----- Source records -----
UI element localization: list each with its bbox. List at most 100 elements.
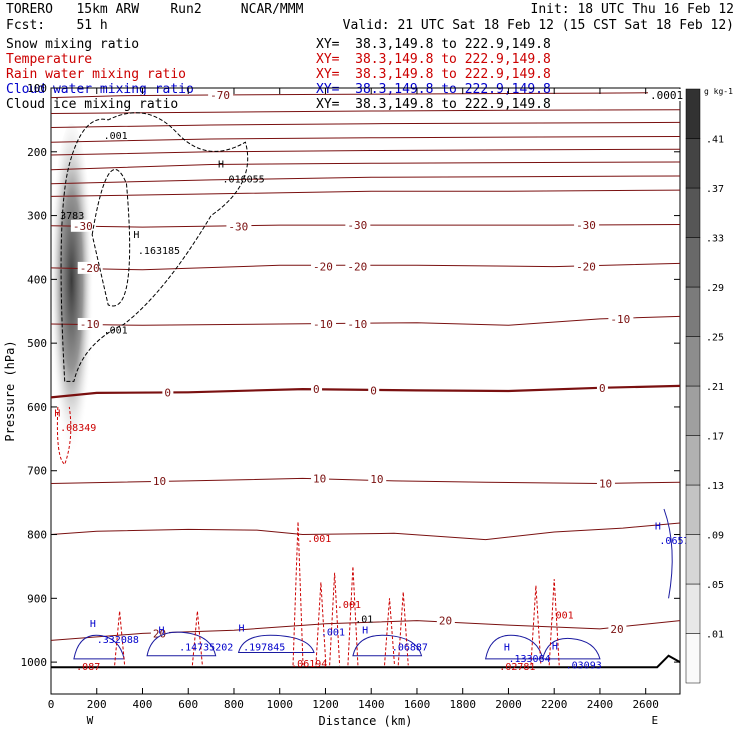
terrain-line: [51, 654, 681, 669]
temperature-contour: [50, 136, 681, 143]
rain-water-contour: [191, 611, 203, 666]
temperature-contour: [50, 92, 681, 99]
cloud-water-contour: [352, 634, 423, 657]
contour-label: 10: [313, 472, 326, 485]
cloud-water-contour: [237, 634, 315, 654]
y-tick-label: 300: [27, 210, 47, 223]
contour-label-bg: [574, 219, 600, 232]
x-tick-label: 1800: [449, 698, 476, 711]
y-tick-label: 1000: [21, 656, 48, 669]
value-label: .08349: [60, 423, 96, 434]
contour-label: 20: [610, 623, 623, 636]
contour-label-bg: [311, 383, 323, 396]
contour-label: -30: [576, 219, 596, 232]
temperature-contour: [50, 384, 681, 399]
colorbar-label: .33: [706, 234, 724, 245]
contour-label-bg: [77, 261, 103, 274]
value-label: H: [54, 409, 60, 420]
value-label: .01: [355, 615, 373, 626]
snow-shading: [49, 123, 94, 474]
colorbar-segment: [685, 138, 701, 189]
x-tick-label: 1200: [312, 698, 339, 711]
value-label: .001: [104, 131, 128, 142]
value-label: .133064: [508, 654, 550, 665]
colorbar-label: .13: [706, 481, 724, 492]
contour-label: -20: [80, 262, 100, 275]
contour-label-bg: [162, 386, 174, 399]
contour-label-bg: [608, 622, 627, 635]
temperature-contour: [50, 148, 681, 156]
contour-label-bg: [77, 318, 103, 331]
colorbar-top-label: .0001: [650, 89, 683, 102]
value-label: H: [504, 643, 510, 654]
contour-label: -20: [313, 261, 333, 274]
contour-label: 0: [599, 382, 606, 395]
colorbar-segment: [685, 336, 701, 387]
contour-label: -10: [80, 318, 100, 331]
y-axis-label: Pressure (hPa): [3, 340, 17, 441]
temperature-contour: [50, 315, 681, 326]
field-xy: XY= 38.3,149.8 to 222.9,149.8: [316, 52, 551, 67]
value-label: .001: [307, 534, 331, 545]
rain-water-contour: [329, 572, 341, 666]
value-label: H: [159, 625, 165, 636]
temperature-contour: [50, 189, 681, 197]
value-label: 3783: [60, 211, 84, 222]
forecast-hour: Fcst: 51 h: [6, 18, 108, 33]
contour-label-bg: [70, 219, 96, 232]
contour-label-bg: [226, 220, 252, 233]
rain-water-contour: [114, 611, 126, 666]
colorbar-label: .29: [706, 283, 724, 294]
colorbar-segment: [685, 583, 701, 634]
contour-label-bg: [208, 89, 234, 102]
x-tick-label: 600: [178, 698, 198, 711]
init-time: Init: 18 UTC Thu 16 Feb 12: [530, 2, 735, 17]
field-label: Rain water mixing ratio: [6, 67, 187, 82]
colorbar-segment: [685, 484, 701, 535]
colorbar-label: .25: [706, 333, 724, 344]
temperature-contour: [50, 121, 681, 128]
x-tick-label: 1600: [404, 698, 431, 711]
contour-label-bg: [311, 472, 330, 485]
field-xy: XY= 38.3,149.8 to 222.9,149.8: [316, 37, 551, 52]
contour-label: 10: [153, 475, 166, 488]
contour-label-bg: [345, 260, 371, 273]
colorbar-label: .37: [706, 184, 724, 195]
contour-label-bg: [311, 318, 337, 331]
y-tick-label: 900: [27, 592, 47, 605]
field-label: Cloud ice mixing ratio: [6, 97, 179, 112]
x-tick-label: 400: [133, 698, 153, 711]
contour-label: -30: [347, 219, 367, 232]
snow-contour: [60, 112, 249, 382]
value-label: .332088: [97, 635, 139, 646]
contour-label-bg: [150, 474, 169, 487]
value-label: H: [655, 521, 661, 532]
temperature-contour: [50, 477, 681, 485]
x-axis-label: Distance (km): [319, 714, 413, 728]
x-tick-label: 1000: [266, 698, 293, 711]
contour-label-bg: [608, 312, 634, 325]
contour-label: -20: [576, 261, 596, 274]
value-label: .001: [337, 600, 361, 611]
colorbar-top-bg: [648, 89, 682, 101]
cloud-water-contour: [663, 508, 673, 599]
temperature-contour: [50, 161, 681, 171]
colorbar-segment: [685, 88, 701, 139]
x-end-label-east: E: [652, 714, 659, 727]
contour-label-bg: [311, 260, 337, 273]
valid-time: Valid: 21 UTC Sat 18 Feb 12 (15 CST Sat …: [342, 18, 734, 33]
value-label: .001: [321, 627, 345, 638]
x-end-label-west: W: [87, 714, 94, 727]
cloud-water-contour: [73, 634, 125, 660]
rain-water-contour: [530, 585, 542, 666]
contour-label: 0: [370, 384, 377, 397]
x-tick-label: 2000: [495, 698, 522, 711]
contour-label: -10: [610, 313, 630, 326]
colorbar-segment: [685, 237, 701, 288]
value-label: .163185: [138, 246, 180, 257]
plot-frame: [50, 87, 681, 695]
colorbar-label: .41: [706, 135, 724, 146]
contour-label: 0: [164, 386, 171, 399]
cloud-water-contour: [542, 637, 601, 660]
value-label: .03093: [566, 660, 602, 671]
-----
**Task requirements**. Could you reproduce the entries above, starting at the line that contains "terrain-line: [51, 654, 681, 669]" and ending at the line that contains "temperature-contour: [50, 315, 681, 326]", with both of those lines included?

**Worked answer**.
terrain-line: [51, 654, 681, 669]
temperature-contour: [50, 136, 681, 143]
rain-water-contour: [191, 611, 203, 666]
temperature-contour: [50, 92, 681, 99]
cloud-water-contour: [352, 634, 423, 657]
contour-label: 10: [313, 472, 326, 485]
cloud-water-contour: [237, 634, 315, 654]
y-tick-label: 300: [27, 210, 47, 223]
contour-label-bg: [574, 219, 600, 232]
x-tick-label: 1800: [449, 698, 476, 711]
y-tick-label: 1000: [21, 656, 48, 669]
value-label: .08349: [60, 423, 96, 434]
contour-label: 20: [610, 623, 623, 636]
contour-label-bg: [311, 383, 323, 396]
contour-label: -30: [576, 219, 596, 232]
temperature-contour: [50, 384, 681, 399]
colorbar-label: .33: [706, 234, 724, 245]
contour-label-bg: [77, 261, 103, 274]
value-label: H: [54, 409, 60, 420]
value-label: .01: [355, 615, 373, 626]
snow-shading: [49, 123, 94, 474]
colorbar-segment: [685, 138, 701, 189]
x-tick-label: 1200: [312, 698, 339, 711]
value-label: .001: [104, 131, 128, 142]
value-label: .133064: [508, 654, 550, 665]
colorbar-label: .13: [706, 481, 724, 492]
contour-label: -20: [80, 262, 100, 275]
contour-label-bg: [162, 386, 174, 399]
contour-label-bg: [608, 622, 627, 635]
temperature-contour: [50, 148, 681, 156]
contour-label-bg: [77, 318, 103, 331]
colorbar-top-label: .0001: [650, 89, 683, 102]
value-label: H: [504, 643, 510, 654]
contour-label: -20: [313, 261, 333, 274]
contour-label: 0: [599, 382, 606, 395]
colorbar-segment: [685, 336, 701, 387]
contour-label: -10: [80, 318, 100, 331]
y-axis-label: Pressure (hPa): [3, 340, 17, 441]
temperature-contour: [50, 315, 681, 326]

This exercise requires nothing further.